== ACTIVITY ==
According to the Open Graph tag builder page, who created the Open Graph protocol?

___ EXTRACTED TEXT ___

Open Graph Tag Builder

Generate complete OG tags for beautiful link previews on every platform

Build a full set of Open Graph meta tags — og:title, og:description, og:image with dimensions and alt text, og:url, og:type, og:site_name, og:locale — plus matching Twitter Card tags, from one form. Outputs clean, paste-ready HTML. It runs free in your browser on Gera Tools, with nothing uploaded.

Last updated Source: Gera Tools

What is Open Graph?

Open Graph is a protocol created by Facebook that lets any web page become a rich object in a social graph. The og meta tags tell platforms like Facebook, LinkedIn, WhatsApp, Slack, and iMessage how to display your link with a title, description, and image instead of a bare URL.

A link with no preview looks broken; a link with a sharp title, a one-line summary, and a clean image looks trustworthy and gets clicked. Open Graph tags control that preview across nearly every platform that renders links. This builder generates the complete set, including the image-dimension and locale tags people often forget, plus the Twitter Card equivalents.

How it works

The tool emits the Open Graph properties platforms read, in a logical order:

  • og:type — website, article, or product
  • og:title, og:description, og:url, og:site_name
  • og:image, with optional og:image:width, og:image:height, and og:image:alt so the preview renders instantly and accessibly
  • og:locale so platforms know the content language
  • When you select article, it also emits article:published_time if you provide a date
  • Matching twitter:card, twitter:title, twitter:description, and twitter:image tags so X renders correctly too

All values are HTML-escaped, so quotes, ampersands, and angle brackets in your copy cannot break the markup. The output updates live as you type.

___ SOURCE INFORMATION ___

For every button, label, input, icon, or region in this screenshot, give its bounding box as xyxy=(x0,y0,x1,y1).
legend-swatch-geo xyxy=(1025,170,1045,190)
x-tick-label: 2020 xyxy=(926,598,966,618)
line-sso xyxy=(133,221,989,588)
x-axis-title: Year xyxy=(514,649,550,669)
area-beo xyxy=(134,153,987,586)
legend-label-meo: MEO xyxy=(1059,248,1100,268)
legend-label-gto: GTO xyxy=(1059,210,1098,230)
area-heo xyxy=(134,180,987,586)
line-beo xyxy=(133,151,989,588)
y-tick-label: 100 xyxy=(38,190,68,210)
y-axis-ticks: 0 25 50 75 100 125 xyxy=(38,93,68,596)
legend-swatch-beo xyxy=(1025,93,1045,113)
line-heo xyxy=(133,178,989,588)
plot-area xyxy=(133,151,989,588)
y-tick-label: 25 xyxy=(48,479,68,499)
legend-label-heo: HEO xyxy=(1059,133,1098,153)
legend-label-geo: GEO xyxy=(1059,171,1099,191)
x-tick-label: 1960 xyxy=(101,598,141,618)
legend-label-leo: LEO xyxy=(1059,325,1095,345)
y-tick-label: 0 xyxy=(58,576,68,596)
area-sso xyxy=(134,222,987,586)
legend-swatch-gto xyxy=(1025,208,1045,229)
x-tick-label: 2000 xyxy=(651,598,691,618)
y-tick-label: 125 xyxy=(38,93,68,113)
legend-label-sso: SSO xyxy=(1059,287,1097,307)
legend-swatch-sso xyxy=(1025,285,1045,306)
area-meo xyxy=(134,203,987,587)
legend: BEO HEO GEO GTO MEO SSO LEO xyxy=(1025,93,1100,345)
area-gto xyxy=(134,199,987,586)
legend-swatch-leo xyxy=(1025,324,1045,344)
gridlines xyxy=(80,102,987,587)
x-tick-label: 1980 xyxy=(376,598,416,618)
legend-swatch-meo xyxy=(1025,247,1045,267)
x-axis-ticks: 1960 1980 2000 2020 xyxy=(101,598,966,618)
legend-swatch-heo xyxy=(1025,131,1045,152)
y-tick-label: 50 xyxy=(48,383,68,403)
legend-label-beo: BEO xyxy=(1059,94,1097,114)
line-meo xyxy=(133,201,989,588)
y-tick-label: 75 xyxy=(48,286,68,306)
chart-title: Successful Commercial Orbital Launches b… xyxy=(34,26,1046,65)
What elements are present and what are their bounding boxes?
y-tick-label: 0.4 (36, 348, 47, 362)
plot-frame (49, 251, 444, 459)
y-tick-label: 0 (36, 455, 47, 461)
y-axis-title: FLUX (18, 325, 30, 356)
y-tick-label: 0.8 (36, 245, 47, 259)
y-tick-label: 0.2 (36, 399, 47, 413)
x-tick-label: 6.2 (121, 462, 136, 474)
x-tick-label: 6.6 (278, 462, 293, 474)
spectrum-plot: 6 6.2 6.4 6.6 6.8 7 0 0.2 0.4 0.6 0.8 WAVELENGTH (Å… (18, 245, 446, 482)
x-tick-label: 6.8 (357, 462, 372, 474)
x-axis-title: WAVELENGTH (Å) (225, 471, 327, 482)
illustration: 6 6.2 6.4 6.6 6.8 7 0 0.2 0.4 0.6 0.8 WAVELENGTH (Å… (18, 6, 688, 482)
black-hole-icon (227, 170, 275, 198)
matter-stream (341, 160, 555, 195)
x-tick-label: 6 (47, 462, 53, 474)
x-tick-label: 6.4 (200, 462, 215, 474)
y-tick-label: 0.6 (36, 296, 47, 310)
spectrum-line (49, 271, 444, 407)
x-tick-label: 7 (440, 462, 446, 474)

___

== REPLY ==
Facebook created the Open Graph protocol.